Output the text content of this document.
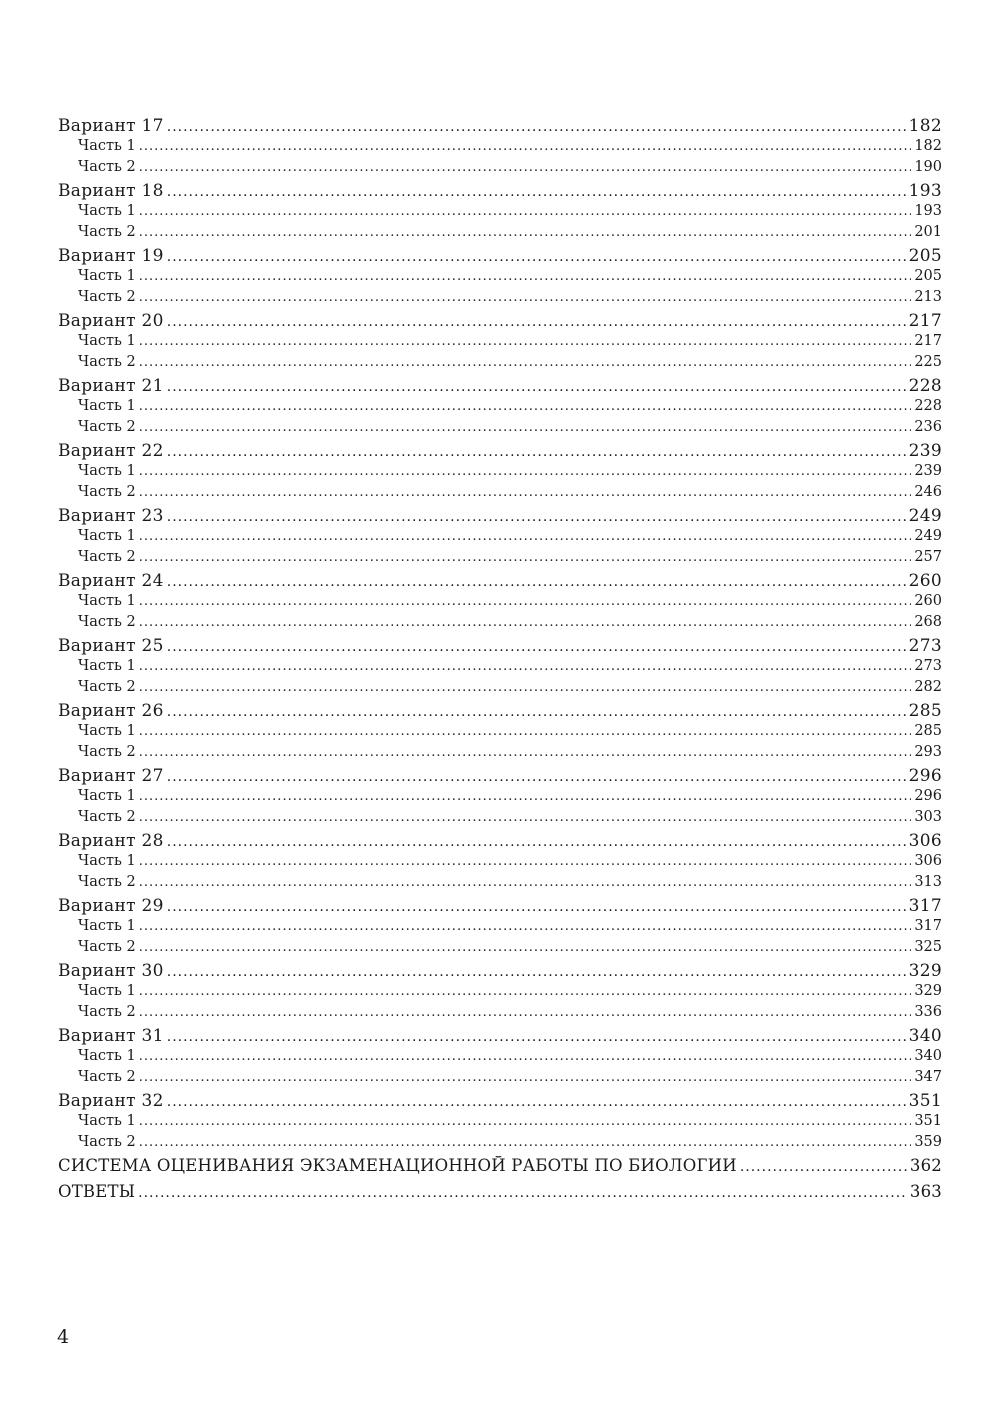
Вариант 17 .....	182
Часть 1 .....	182
Часть 2 .....	190
Вариант 18 .....	193
Часть 1 .....	193
Часть 2 .....	201
Вариант 19 .....	205
Часть 1 .....	205
Часть 2 .....	213
Вариант 20 .....	217
Часть 1 .....	217
Часть 2 .....	225
Вариант 21 .....	228
Часть 1 .....	228
Часть 2 .....	236
Вариант 22 .....	239
Часть 1 .....	239
Часть 2 .....	246
Вариант 23 .....	249
Часть 1 .....	249
Часть 2 .....	257
Вариант 24 .....	260
Часть 1 .....	260
Часть 2 .....	268
Вариант 25 .....	273
Часть 1 .....	273
Часть 2 .....	282
Вариант 26 .....	285
Часть 1 .....	285
Часть 2 .....	293
Вариант 27 .....	296
Часть 1 .....	296
Часть 2 .....	303
Вариант 28 .....	306
Часть 1 .....	306
Часть 2 .....	313
Вариант 29 .....	317
Часть 1 .....	317
Часть 2 .....	325
Вариант 30 .....	329
Часть 1 .....	329
Часть 2 .....	336
Вариант 31 .....	340
Часть 1 .....	340
Часть 2 .....	347
Вариант 32 .....	351
Часть 1 .....	351
Часть 2 .....	359
СИСТЕМА ОЦЕНИВАНИЯ ЭКЗАМЕНАЦИОННОЙ РАБОТЫ ПО БИОЛОГИИ .....	362
ОТВЕТЫ .....	363
4
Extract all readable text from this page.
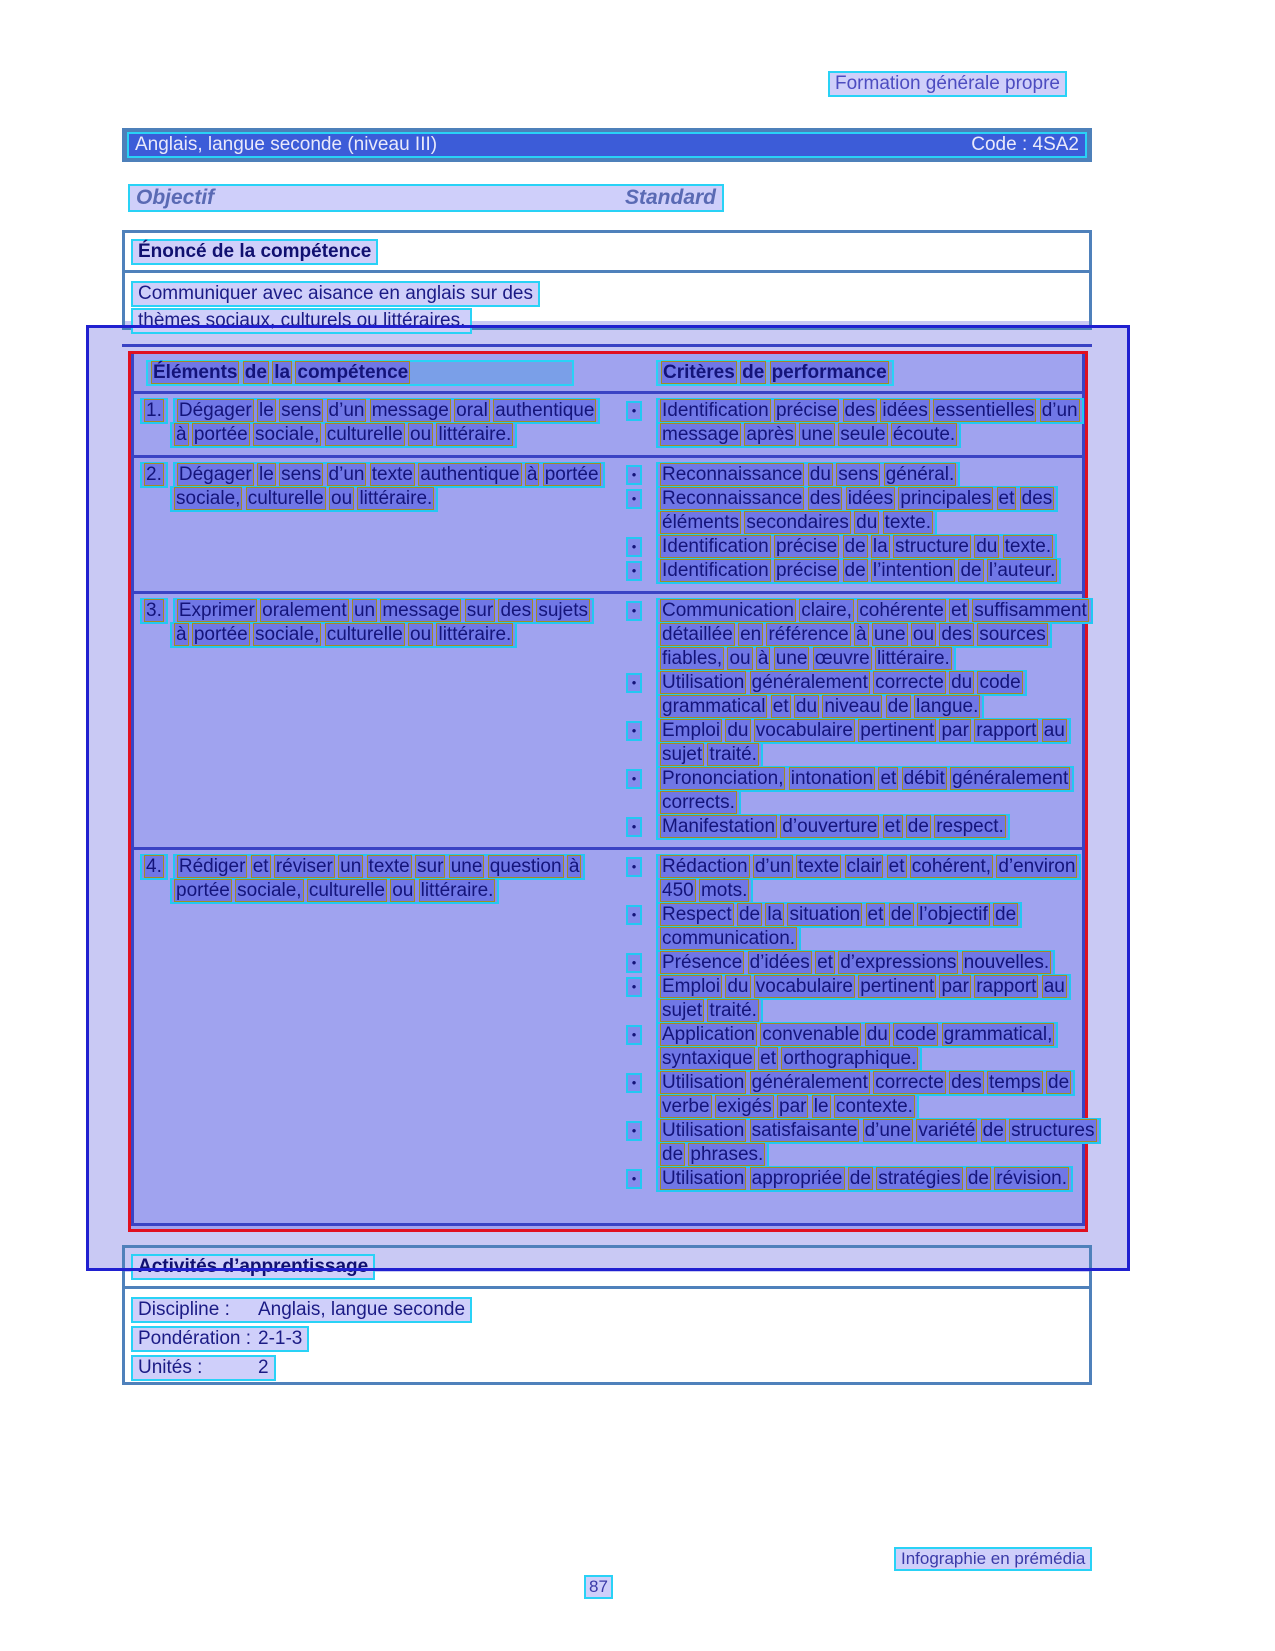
Formation générale propre
Anglais, langue seconde (niveau III)	Code : 4SA2
Objectif	Standard
Énoncé de la compétence
Communiquer avec aisance en anglais sur des
thèmes sociaux, culturels ou littéraires.
Éléments de la compétence	Critères de performance
1. Dégager le sens d’un message oral authentique
à portée sociale, culturelle ou littéraire.
• Identification précise des idées essentielles d’un
message après une seule écoute.
2. Dégager le sens d’un texte authentique à portée
sociale, culturelle ou littéraire.
• Reconnaissance du sens général.
• Reconnaissance des idées principales et des
éléments secondaires du texte.
• Identification précise de la structure du texte.
• Identification précise de l’intention de l’auteur.
3. Exprimer oralement un message sur des sujets
à portée sociale, culturelle ou littéraire.
• Communication claire, cohérente et suffisamment
détaillée en référence à une ou des sources
fiables, ou à une œuvre littéraire.
• Utilisation généralement correcte du code
grammatical et du niveau de langue.
• Emploi du vocabulaire pertinent par rapport au
sujet traité.
• Prononciation, intonation et débit généralement
corrects.
• Manifestation d’ouverture et de respect.
4. Rédiger et réviser un texte sur une question à
portée sociale, culturelle ou littéraire.
• Rédaction d’un texte clair et cohérent, d’environ
450 mots.
• Respect de la situation et de l’objectif de
communication.
• Présence d’idées et d’expressions nouvelles.
• Emploi du vocabulaire pertinent par rapport au
sujet traité.
• Application convenable du code grammatical,
syntaxique et orthographique.
• Utilisation généralement correcte des temps de
verbe exigés par le contexte.
• Utilisation satisfaisante d’une variété de structures
de phrases.
• Utilisation appropriée de stratégies de révision.
Activités d’apprentissage
Discipline : Anglais, langue seconde
Pondération : 2-1-3
Unités :	2
Infographie en prémédia
87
....................
• **Given request**: The pictures should not be reproduced; quote all of the other material exactly.

• **Response**:
Output the text content of this document.
Вариант 17 .....	182
Часть 1 .....	182
Часть 2 .....	190
Вариант 18 .....	193
Часть 1 .....	193
Часть 2 .....	201
Вариант 19 .....	205
Часть 1 .....	205
Часть 2 .....	213
Вариант 20 .....	217
Часть 1 .....	217
Часть 2 .....	225
Вариант 21 .....	228
Часть 1 .....	228
Часть 2 .....	236
Вариант 22 .....	239
Часть 1 .....	239
Часть 2 .....	246
Вариант 23 .....	249
Часть 1 .....	249
Часть 2 .....	257
Вариант 24 .....	260
Часть 1 .....	260
Часть 2 .....	268
Вариант 25 .....	273
Часть 1 .....	273
Часть 2 .....	282
Вариант 26 .....	285
Часть 1 .....	285
Часть 2 .....	293
Вариант 27 .....	296
Часть 1 .....	296
Часть 2 .....	303
Вариант 28 .....	306
Часть 1 .....	306
Часть 2 .....	313
Вариант 29 .....	317
Часть 1 .....	317
Часть 2 .....	325
Вариант 30 .....	329
Часть 1 .....	329
Часть 2 .....	336
Вариант 31 .....	340
Часть 1 .....	340
Часть 2 .....	347
Вариант 32 .....	351
Часть 1 .....	351
Часть 2 .....	359
СИСТЕМА ОЦЕНИВАНИЯ ЭКЗАМЕНАЦИОННОЙ РАБОТЫ ПО БИОЛОГИИ .....	362
ОТВЕТЫ .....	363
4
Extract all readable text from this page.
Formation générale propre
Anglais, langue seconde (niveau III)	Code : 4SA2
Objectif	Standard
Énoncé de la compétence
Communiquer avec aisance en anglais sur des
thèmes sociaux, culturels ou littéraires.
Éléments de la compétence	Critères de performance
1. Dégager le sens d’un message oral authentique
à portée sociale, culturelle ou littéraire.
• Identification précise des idées essentielles d’un
message après une seule écoute.
2. Dégager le sens d’un texte authentique à portée
sociale, culturelle ou littéraire.
• Reconnaissance du sens général.
• Reconnaissance des idées principales et des
éléments secondaires du texte.
• Identification précise de la structure du texte.
• Identification précise de l’intention de l’auteur.
3. Exprimer oralement un message sur des sujets
à portée sociale, culturelle ou littéraire.
• Communication claire, cohérente et suffisamment
détaillée en référence à une ou des sources
fiables, ou à une œuvre littéraire.
• Utilisation généralement correcte du code
grammatical et du niveau de langue.
• Emploi du vocabulaire pertinent par rapport au
sujet traité.
• Prononciation, intonation et débit généralement
corrects.
• Manifestation d’ouverture et de respect.
4. Rédiger et réviser un texte sur une question à
portée sociale, culturelle ou littéraire.
• Rédaction d’un texte clair et cohérent, d’environ
450 mots.
• Respect de la situation et de l’objectif de
communication.
• Présence d’idées et d’expressions nouvelles.
• Emploi du vocabulaire pertinent par rapport au
sujet traité.
• Application convenable du code grammatical,
syntaxique et orthographique.
• Utilisation généralement correcte des temps de
verbe exigés par le contexte.
• Utilisation satisfaisante d’une variété de structures
de phrases.
• Utilisation appropriée de stratégies de révision.
Activités d’apprentissage
Discipline : Anglais, langue seconde
Pondération : 2-1-3
Unités :	2
Infographie en prémédia
87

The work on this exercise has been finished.